#### EXERCISE DETAILS
Only lines holding the string "甘氨酸法" are wanted; copy each one from the material.

+---+

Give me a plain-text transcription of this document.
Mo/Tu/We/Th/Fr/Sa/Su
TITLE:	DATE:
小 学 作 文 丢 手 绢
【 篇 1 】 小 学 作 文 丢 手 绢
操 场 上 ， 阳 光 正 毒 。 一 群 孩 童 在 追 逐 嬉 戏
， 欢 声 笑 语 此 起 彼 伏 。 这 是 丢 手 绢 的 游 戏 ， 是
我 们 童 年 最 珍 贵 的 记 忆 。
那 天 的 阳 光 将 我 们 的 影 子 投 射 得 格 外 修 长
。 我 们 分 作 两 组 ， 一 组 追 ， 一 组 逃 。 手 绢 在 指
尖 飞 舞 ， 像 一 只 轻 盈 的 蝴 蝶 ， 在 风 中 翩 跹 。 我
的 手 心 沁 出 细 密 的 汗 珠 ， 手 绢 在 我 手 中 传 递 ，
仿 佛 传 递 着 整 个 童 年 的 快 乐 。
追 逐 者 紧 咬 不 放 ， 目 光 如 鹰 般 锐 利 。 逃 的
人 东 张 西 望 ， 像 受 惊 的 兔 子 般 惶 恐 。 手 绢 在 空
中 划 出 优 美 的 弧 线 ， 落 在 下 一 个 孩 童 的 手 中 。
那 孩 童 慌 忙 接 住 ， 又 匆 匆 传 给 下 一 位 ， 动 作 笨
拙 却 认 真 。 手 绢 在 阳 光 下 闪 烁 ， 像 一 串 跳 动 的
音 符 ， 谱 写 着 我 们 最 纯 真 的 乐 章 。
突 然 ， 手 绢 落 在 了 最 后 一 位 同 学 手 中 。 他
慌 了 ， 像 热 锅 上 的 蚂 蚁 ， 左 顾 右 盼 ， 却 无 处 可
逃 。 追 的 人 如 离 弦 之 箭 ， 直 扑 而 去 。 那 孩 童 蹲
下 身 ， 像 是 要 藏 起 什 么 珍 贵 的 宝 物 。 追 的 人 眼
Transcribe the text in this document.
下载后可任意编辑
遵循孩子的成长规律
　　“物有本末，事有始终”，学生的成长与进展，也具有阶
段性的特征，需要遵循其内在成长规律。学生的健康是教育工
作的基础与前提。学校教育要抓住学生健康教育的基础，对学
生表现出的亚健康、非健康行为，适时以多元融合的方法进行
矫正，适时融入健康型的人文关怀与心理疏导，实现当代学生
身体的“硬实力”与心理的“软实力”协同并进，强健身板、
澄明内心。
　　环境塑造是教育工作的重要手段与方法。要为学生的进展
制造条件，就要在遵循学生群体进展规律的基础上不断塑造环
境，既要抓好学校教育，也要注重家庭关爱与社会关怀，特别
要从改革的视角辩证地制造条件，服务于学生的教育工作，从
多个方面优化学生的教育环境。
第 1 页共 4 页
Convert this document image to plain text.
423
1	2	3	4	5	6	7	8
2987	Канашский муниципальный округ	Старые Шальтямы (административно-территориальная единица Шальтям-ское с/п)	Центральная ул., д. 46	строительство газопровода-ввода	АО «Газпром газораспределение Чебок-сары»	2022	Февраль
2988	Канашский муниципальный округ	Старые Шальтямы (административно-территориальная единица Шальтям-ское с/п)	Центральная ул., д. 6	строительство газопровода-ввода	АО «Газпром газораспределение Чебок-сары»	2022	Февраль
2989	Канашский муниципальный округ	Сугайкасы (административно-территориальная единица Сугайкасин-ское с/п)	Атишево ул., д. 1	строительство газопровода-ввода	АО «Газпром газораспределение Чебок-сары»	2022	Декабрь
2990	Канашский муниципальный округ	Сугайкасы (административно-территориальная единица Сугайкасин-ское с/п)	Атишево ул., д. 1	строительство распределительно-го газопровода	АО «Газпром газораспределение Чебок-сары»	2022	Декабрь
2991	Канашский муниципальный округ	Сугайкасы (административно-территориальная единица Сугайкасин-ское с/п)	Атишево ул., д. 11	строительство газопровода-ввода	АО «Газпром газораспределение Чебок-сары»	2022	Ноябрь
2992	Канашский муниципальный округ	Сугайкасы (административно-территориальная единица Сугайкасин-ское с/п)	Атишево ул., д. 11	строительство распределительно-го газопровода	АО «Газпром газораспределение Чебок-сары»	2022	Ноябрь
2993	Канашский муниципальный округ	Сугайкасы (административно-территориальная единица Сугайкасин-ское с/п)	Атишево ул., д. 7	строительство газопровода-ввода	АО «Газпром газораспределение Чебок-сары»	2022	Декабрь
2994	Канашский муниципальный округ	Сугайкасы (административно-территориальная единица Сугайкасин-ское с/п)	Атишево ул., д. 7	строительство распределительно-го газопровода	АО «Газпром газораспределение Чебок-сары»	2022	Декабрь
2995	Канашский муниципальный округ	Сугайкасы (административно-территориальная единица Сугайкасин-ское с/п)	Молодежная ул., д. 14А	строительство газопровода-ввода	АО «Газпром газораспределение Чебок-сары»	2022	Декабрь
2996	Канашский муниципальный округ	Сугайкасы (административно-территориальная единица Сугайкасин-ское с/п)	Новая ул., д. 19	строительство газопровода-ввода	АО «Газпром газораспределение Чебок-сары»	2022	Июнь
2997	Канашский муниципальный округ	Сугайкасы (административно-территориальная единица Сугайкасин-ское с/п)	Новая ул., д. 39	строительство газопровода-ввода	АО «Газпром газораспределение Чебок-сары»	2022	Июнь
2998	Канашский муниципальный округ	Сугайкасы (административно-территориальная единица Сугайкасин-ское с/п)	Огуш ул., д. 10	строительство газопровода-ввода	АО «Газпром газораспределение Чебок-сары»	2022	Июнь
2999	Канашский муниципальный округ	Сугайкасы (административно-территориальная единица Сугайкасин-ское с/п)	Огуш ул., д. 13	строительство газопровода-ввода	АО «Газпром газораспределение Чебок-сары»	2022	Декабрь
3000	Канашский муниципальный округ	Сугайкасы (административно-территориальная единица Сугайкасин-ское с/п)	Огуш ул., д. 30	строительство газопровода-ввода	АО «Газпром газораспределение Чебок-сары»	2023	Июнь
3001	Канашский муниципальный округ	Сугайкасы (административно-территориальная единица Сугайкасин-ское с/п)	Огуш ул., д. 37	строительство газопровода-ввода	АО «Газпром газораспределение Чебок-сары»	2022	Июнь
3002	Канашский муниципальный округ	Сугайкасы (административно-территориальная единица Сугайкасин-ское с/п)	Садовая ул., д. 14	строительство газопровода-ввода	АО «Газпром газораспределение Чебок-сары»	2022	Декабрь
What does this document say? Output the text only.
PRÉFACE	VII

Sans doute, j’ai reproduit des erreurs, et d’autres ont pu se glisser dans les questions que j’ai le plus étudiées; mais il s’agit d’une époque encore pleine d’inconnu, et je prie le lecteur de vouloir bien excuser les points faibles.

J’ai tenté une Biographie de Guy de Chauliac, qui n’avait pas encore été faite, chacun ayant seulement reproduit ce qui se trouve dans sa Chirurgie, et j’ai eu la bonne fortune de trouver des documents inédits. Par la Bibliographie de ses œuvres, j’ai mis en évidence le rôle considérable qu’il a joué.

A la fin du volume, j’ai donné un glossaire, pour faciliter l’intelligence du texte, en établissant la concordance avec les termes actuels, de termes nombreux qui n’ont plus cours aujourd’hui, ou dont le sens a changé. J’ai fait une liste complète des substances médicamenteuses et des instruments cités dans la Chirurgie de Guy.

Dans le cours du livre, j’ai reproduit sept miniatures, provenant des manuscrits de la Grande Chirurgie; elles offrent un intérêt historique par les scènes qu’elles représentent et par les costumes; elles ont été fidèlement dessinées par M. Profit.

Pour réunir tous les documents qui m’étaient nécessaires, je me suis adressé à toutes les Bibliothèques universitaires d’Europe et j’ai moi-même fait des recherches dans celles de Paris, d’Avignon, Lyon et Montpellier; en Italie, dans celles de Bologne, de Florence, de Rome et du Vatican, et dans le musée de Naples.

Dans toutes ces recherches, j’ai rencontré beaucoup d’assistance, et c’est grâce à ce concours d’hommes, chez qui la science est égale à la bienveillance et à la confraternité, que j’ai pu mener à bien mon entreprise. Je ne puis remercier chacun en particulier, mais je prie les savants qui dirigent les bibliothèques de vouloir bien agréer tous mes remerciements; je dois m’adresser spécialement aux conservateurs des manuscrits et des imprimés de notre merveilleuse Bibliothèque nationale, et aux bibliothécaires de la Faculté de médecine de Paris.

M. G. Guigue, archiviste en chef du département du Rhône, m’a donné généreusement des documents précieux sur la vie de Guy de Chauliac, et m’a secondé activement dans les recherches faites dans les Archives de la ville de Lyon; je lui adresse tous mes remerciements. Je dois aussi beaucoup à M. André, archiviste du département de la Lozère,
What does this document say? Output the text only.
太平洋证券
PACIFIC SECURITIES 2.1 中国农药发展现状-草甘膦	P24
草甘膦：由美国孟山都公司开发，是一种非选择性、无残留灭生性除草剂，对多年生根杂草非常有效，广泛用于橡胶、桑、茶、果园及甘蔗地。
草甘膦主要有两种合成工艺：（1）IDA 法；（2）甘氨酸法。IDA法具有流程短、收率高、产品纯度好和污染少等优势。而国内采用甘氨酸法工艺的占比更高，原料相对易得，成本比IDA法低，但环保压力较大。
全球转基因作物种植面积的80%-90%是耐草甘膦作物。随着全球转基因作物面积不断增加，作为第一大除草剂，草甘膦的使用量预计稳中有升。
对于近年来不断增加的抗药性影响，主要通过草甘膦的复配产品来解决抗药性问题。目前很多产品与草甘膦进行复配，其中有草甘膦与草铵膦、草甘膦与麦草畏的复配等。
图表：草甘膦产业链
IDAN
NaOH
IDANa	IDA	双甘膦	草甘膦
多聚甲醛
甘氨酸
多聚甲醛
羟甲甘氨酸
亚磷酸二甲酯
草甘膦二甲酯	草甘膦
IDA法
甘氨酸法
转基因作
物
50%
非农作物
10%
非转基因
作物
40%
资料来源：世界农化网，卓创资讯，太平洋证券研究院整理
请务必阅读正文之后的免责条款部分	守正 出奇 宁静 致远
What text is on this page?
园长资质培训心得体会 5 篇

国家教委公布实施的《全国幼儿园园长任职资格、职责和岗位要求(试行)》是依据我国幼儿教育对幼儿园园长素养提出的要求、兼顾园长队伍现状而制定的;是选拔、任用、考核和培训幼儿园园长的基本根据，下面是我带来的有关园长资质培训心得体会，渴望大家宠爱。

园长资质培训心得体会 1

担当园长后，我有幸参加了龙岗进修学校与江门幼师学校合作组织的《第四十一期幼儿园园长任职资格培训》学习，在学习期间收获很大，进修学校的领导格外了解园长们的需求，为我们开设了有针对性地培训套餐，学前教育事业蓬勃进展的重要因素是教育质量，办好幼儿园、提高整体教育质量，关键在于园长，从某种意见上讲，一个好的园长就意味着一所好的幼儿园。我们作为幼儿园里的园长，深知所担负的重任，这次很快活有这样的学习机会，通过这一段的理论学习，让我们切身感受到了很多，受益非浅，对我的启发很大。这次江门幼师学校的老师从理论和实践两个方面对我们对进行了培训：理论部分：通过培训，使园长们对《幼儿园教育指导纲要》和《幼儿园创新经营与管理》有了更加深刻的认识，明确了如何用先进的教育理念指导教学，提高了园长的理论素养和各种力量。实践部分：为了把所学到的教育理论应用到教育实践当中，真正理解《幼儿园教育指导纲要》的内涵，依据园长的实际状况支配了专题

+---+

#### EXERCISE ANSWER
草甘膦主要有两种合成工艺：（1）IDA 法；（2）甘氨酸法。IDA法具有流程短、收率高、产品纯度好和污染少等优势。而国内采用甘氨酸法工艺的占比更高，原料相对易得，成本比IDA法低，但环保压力较大。
甘氨酸法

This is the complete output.